- Stated task -
Locate every line that holds the string "this" and copy it.

——————————

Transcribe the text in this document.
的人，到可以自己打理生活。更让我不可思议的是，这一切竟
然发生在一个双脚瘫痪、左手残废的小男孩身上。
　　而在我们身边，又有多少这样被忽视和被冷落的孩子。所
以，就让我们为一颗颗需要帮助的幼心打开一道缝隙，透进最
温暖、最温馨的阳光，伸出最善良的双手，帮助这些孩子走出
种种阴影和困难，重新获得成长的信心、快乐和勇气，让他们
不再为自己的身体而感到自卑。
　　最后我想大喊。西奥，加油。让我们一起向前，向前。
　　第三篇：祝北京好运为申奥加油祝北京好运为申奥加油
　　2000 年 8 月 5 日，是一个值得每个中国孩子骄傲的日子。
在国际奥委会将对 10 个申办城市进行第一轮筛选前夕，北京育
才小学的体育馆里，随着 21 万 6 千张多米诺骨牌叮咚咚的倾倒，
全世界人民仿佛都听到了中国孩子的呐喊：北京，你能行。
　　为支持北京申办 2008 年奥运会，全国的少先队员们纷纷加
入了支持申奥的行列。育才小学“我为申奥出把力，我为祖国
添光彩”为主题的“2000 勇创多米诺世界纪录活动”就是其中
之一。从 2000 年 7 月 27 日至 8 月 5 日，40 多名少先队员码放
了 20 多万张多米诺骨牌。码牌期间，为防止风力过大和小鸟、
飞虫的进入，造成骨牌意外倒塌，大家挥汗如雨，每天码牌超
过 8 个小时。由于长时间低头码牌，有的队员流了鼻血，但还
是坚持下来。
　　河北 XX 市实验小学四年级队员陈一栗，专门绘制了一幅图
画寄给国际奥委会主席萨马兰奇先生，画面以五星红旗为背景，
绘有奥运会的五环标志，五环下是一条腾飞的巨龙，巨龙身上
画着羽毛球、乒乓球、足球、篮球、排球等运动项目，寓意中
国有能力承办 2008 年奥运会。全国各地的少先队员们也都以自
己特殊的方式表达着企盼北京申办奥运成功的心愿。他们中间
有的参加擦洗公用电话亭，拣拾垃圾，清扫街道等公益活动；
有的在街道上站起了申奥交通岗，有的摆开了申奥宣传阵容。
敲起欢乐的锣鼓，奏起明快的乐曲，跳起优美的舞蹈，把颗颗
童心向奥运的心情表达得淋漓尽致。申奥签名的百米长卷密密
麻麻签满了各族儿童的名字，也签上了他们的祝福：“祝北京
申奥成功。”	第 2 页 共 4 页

——————————

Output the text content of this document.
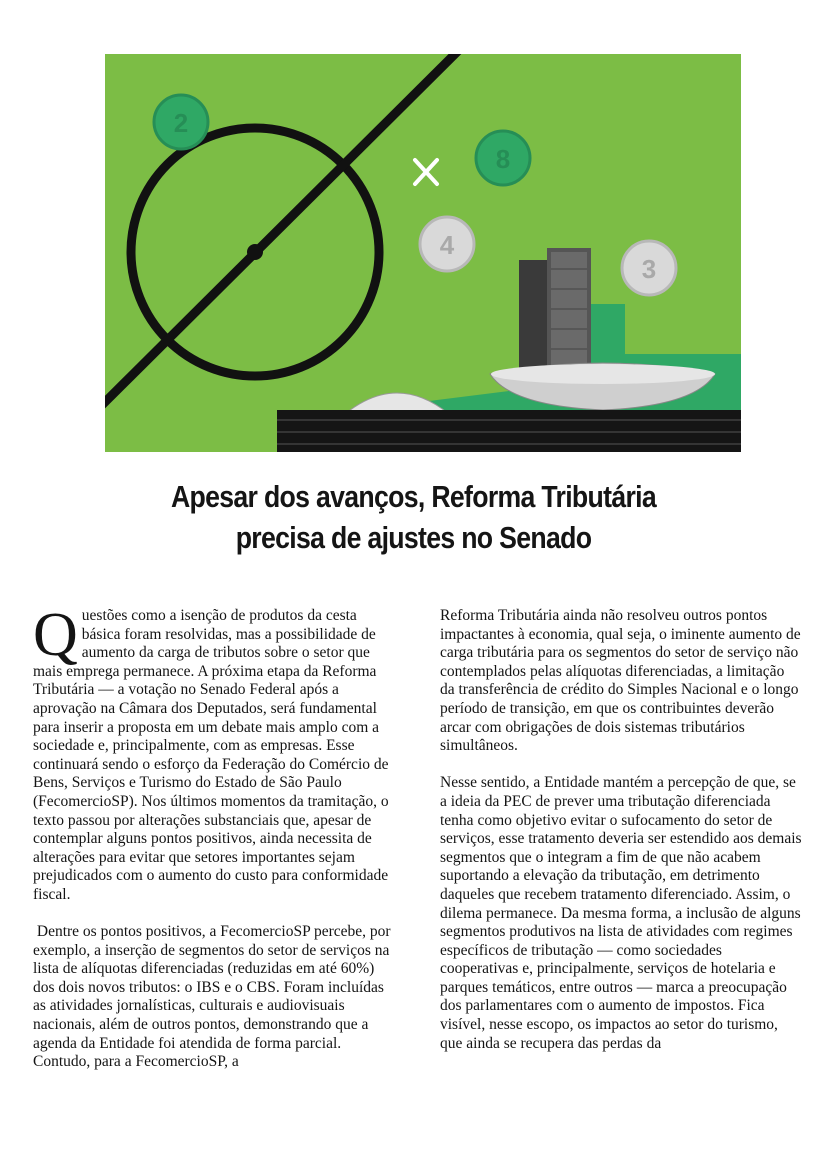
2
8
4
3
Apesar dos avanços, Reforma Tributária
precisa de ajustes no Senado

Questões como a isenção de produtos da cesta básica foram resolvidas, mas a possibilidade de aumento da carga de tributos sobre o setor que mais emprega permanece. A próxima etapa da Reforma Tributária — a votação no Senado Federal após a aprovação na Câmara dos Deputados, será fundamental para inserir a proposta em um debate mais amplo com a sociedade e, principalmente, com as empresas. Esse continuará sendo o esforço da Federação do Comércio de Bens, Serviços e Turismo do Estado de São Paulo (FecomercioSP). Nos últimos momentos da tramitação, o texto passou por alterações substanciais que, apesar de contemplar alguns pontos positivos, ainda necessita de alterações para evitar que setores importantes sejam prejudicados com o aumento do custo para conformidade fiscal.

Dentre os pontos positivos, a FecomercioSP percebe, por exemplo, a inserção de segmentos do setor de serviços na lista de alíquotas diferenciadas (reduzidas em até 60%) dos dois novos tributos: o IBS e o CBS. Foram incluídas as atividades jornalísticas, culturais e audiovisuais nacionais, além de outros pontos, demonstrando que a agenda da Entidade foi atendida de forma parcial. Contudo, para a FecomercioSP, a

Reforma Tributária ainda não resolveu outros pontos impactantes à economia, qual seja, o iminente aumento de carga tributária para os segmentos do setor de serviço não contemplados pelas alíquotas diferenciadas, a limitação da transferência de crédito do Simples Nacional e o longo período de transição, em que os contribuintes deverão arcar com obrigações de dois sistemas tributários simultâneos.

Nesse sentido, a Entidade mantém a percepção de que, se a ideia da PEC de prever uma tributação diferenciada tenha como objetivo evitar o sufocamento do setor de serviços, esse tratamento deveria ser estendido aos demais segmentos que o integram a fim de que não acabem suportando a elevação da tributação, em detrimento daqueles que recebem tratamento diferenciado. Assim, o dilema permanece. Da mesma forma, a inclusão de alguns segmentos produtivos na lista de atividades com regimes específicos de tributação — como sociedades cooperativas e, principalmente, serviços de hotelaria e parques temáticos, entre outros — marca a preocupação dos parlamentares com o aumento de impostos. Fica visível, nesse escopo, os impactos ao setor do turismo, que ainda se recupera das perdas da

——————————

- Task response -
Transcribe the text in this document.
Output the text content of this document.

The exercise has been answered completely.